* GIVEN ENTRIES *
::::

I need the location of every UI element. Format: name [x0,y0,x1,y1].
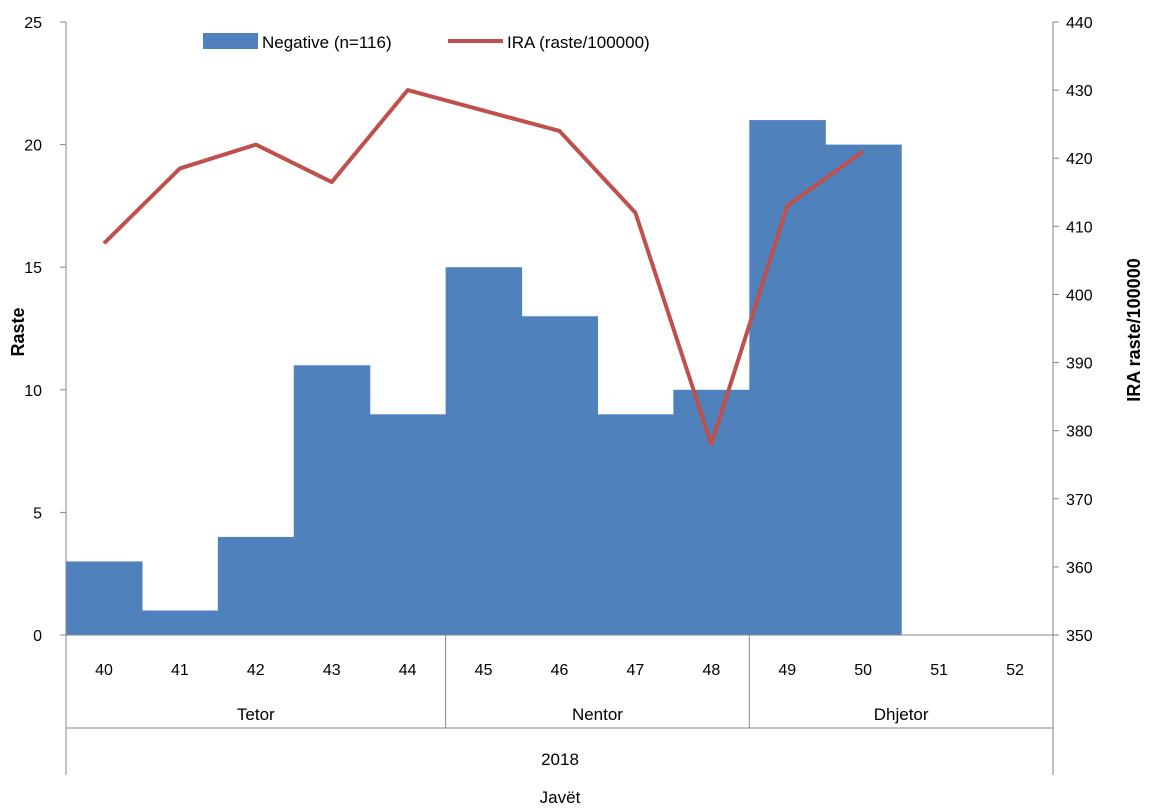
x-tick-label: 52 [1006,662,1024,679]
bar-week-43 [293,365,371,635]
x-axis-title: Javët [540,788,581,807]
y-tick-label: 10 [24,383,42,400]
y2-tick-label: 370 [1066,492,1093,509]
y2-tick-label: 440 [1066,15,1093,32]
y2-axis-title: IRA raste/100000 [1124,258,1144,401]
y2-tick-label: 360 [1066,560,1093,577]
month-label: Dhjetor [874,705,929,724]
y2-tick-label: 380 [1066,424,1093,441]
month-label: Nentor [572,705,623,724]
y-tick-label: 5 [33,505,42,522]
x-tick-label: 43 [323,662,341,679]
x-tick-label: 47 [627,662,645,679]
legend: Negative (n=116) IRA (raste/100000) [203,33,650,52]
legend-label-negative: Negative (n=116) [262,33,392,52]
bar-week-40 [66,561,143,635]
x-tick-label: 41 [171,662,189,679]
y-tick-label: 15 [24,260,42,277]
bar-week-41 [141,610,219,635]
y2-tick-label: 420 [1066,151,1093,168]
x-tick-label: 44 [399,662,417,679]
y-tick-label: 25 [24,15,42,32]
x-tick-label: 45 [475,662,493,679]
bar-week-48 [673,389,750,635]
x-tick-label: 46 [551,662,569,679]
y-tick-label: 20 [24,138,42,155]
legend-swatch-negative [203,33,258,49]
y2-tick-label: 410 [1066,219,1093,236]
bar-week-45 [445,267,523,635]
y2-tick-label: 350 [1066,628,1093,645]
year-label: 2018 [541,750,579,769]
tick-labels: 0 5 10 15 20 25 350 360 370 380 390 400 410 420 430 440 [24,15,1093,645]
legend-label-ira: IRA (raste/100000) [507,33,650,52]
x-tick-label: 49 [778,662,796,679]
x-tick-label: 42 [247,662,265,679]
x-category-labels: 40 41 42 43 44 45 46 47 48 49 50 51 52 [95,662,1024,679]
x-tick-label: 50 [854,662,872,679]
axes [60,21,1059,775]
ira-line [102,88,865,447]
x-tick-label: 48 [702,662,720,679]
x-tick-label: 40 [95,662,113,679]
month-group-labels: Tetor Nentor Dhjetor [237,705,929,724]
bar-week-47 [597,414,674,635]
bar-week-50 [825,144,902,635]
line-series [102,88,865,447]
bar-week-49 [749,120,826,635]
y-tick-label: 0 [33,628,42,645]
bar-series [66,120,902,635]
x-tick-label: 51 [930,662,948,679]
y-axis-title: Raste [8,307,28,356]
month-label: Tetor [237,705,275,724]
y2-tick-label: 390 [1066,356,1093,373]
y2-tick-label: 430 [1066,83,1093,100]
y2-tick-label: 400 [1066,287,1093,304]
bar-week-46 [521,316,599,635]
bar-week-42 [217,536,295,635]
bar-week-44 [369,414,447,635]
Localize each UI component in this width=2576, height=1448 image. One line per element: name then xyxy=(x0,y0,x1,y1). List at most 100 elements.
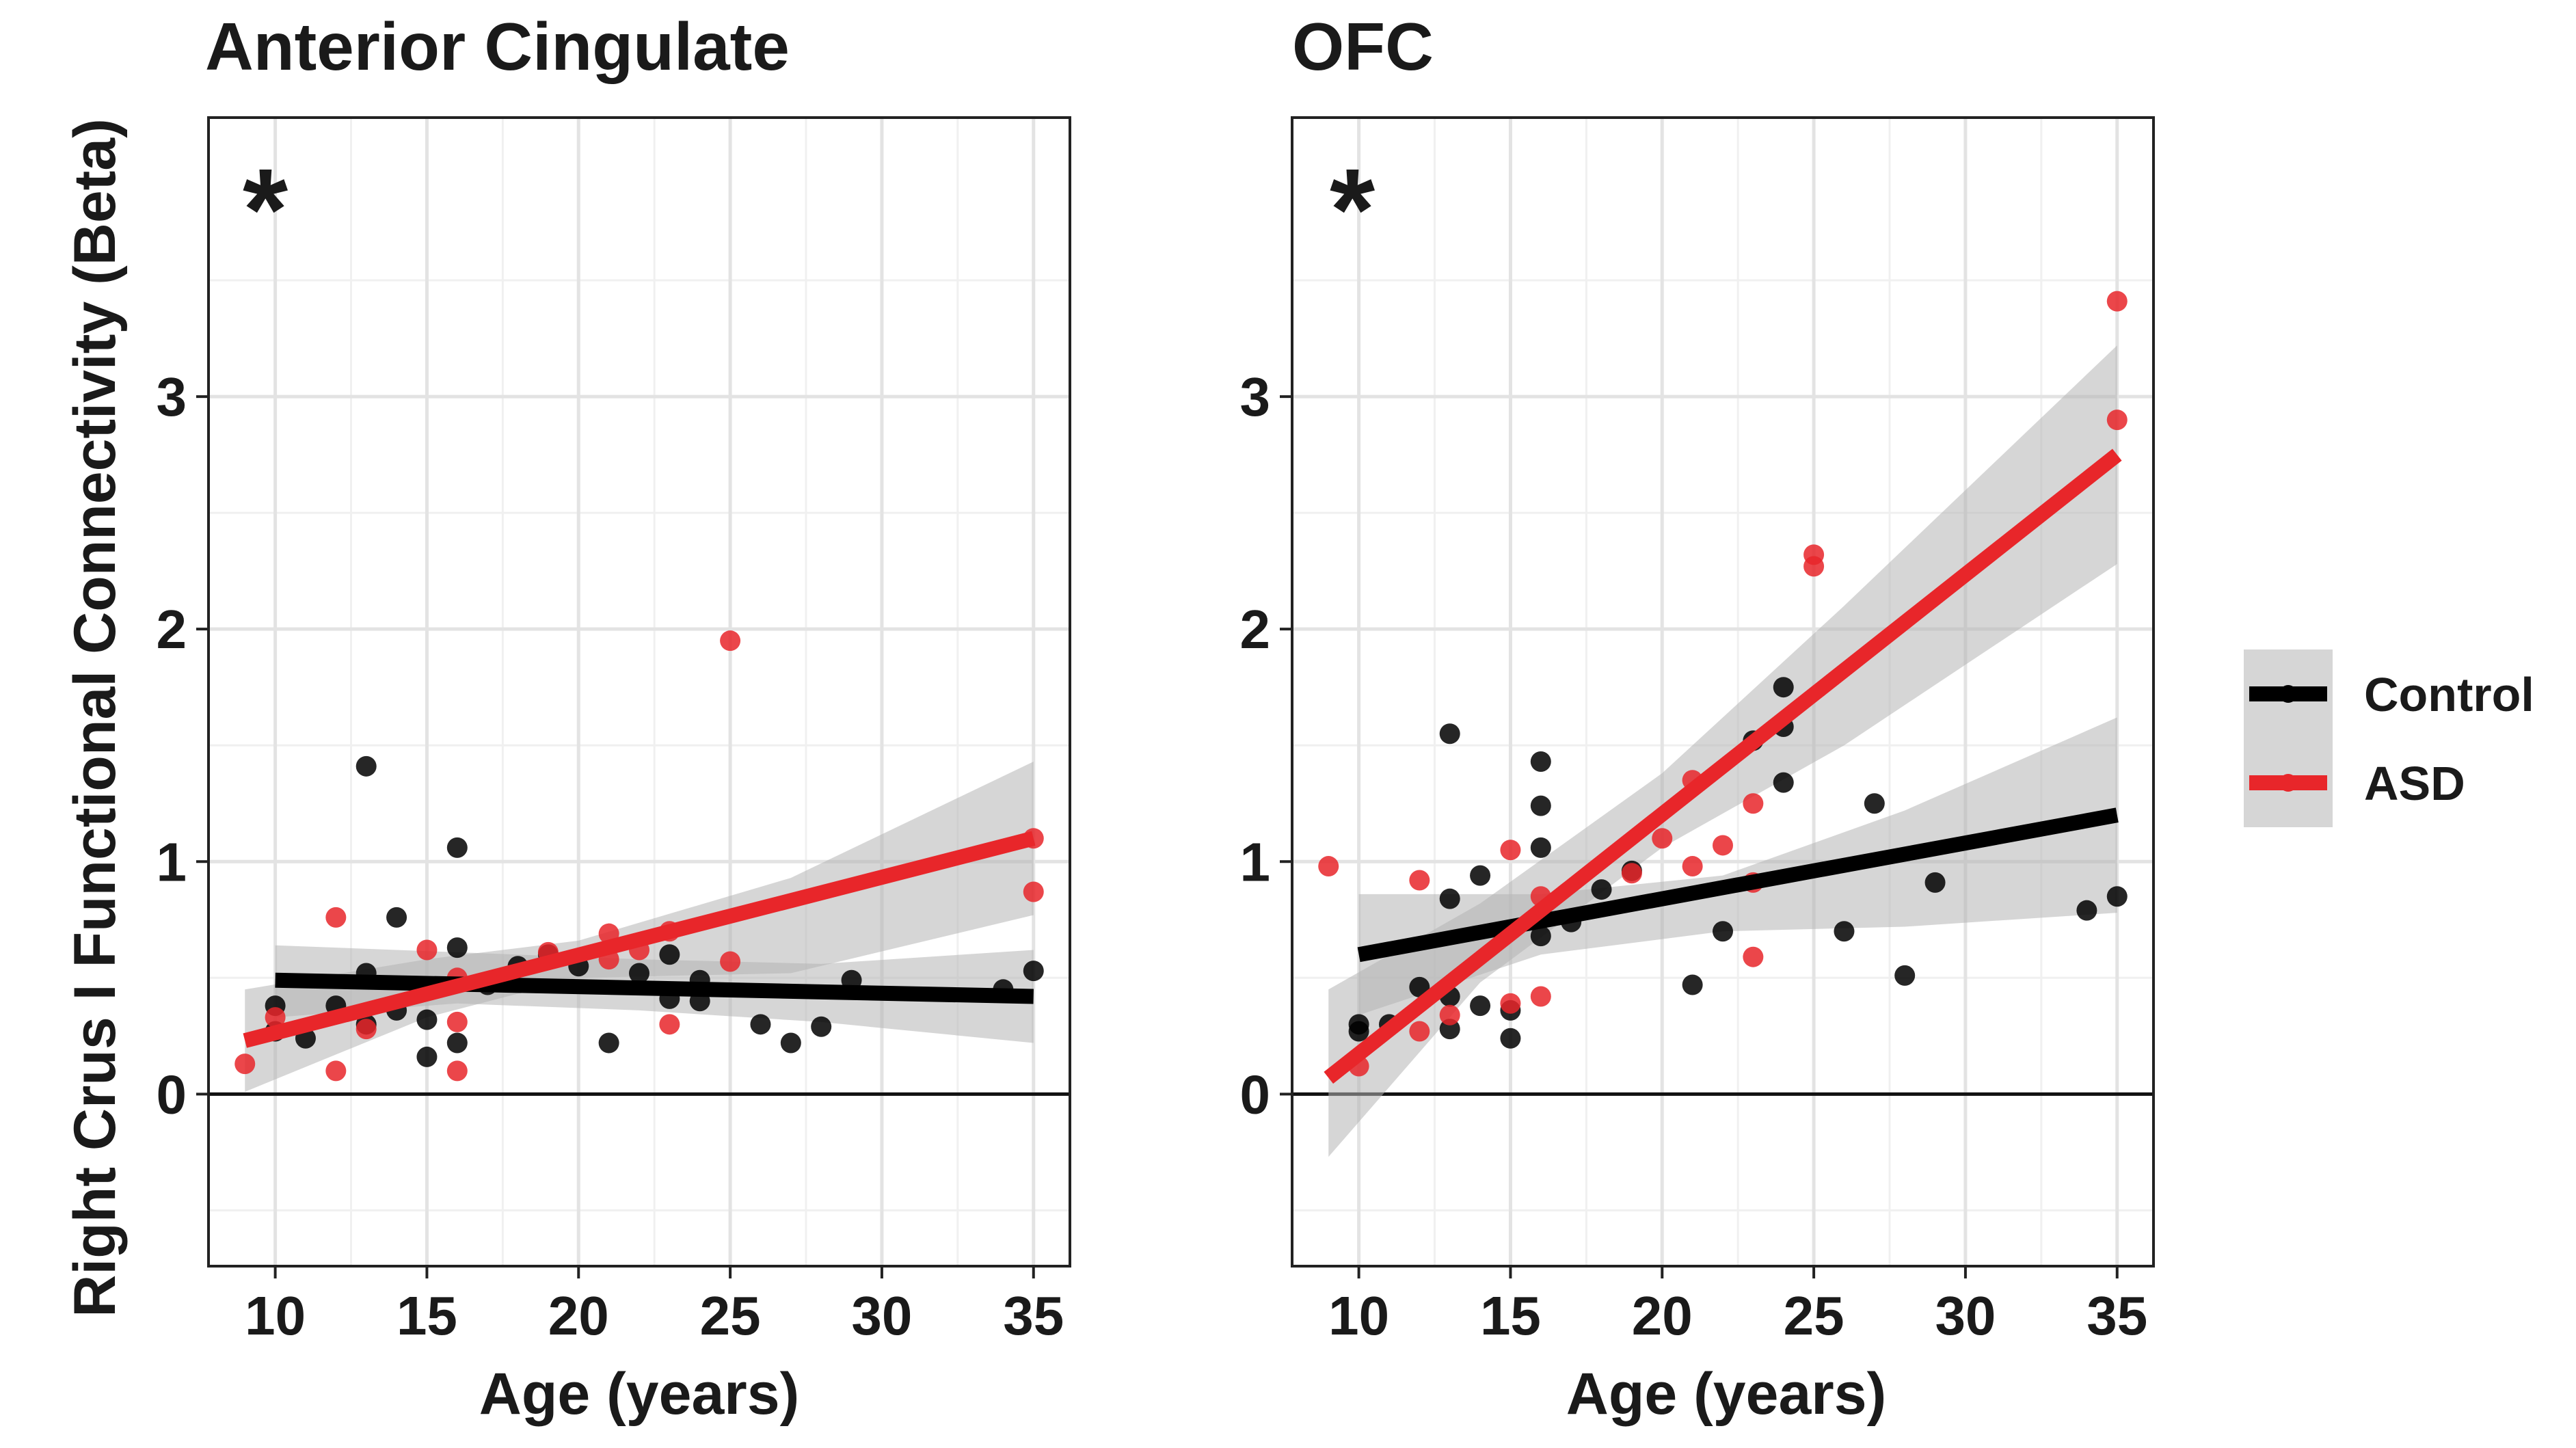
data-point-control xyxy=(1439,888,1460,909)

::::

* STATED TASK *
Transcribe the entries between the lines holding "x-tick-label: 52 [1006,662,1024,679]" and "y2-tick-label: 360 [1066,560,1093,577]", inclusive, reproducing each line without any change.

* FINISHED EXERCISE *
x-tick-label: 52 [1006,662,1024,679]
bar-week-43 [293,365,371,635]
x-axis-title: Javët [540,788,581,807]
y-tick-label: 10 [24,383,42,400]
y2-tick-label: 370 [1066,492,1093,509]
y2-tick-label: 440 [1066,15,1093,32]
y2-axis-title: IRA raste/100000 [1124,258,1144,401]
y2-tick-label: 360 [1066,560,1093,577]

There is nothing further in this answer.